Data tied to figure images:
--- begin ---
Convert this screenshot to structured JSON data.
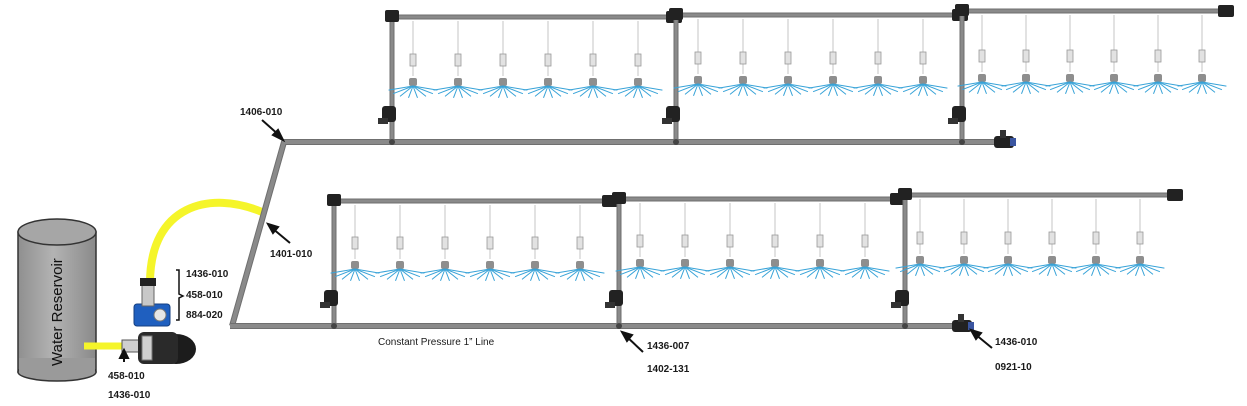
{
  "reservoir": {
    "label": "Water Reservoir"
  },
  "part_labels": {
    "riser_top": "1406-010",
    "hose": "1401-010",
    "pump_a": "1436-010",
    "pump_b": "458-010",
    "pump_c": "884-020",
    "inlet_a": "458-010",
    "inlet_b": "1436-010",
    "valve_a": "1436-010",
    "valve_b": "0921-10",
    "tee_a": "1436-007",
    "tee_b": "1402-131"
  },
  "line_label": "Constant Pressure 1” Line",
  "colors": {
    "pipe": "#8a8a8a",
    "pipe_edge": "#6f6f6f",
    "hose": "#f5f52a",
    "spray": "#38a3d8",
    "pump_blue": "#1f5fbf",
    "fitting": "#222222"
  }
}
--- end ---
:: Set exercise ::
Set down the material above as is, without any pictures.

:: Final result ::
Convert this screenshot to structured JSON data.
{
  "reservoir": {
    "label": "Water Reservoir"
  },
  "part_labels": {
    "riser_top": "1406-010",
    "hose": "1401-010",
    "pump_a": "1436-010",
    "pump_b": "458-010",
    "pump_c": "884-020",
    "inlet_a": "458-010",
    "inlet_b": "1436-010",
    "valve_a": "1436-010",
    "valve_b": "0921-10",
    "tee_a": "1436-007",
    "tee_b": "1402-131"
  },
  "line_label": "Constant Pressure 1” Line",
  "colors": {
    "pipe": "#8a8a8a",
    "pipe_edge": "#6f6f6f",
    "hose": "#f5f52a",
    "spray": "#38a3d8",
    "pump_blue": "#1f5fbf",
    "fitting": "#222222"
  }
}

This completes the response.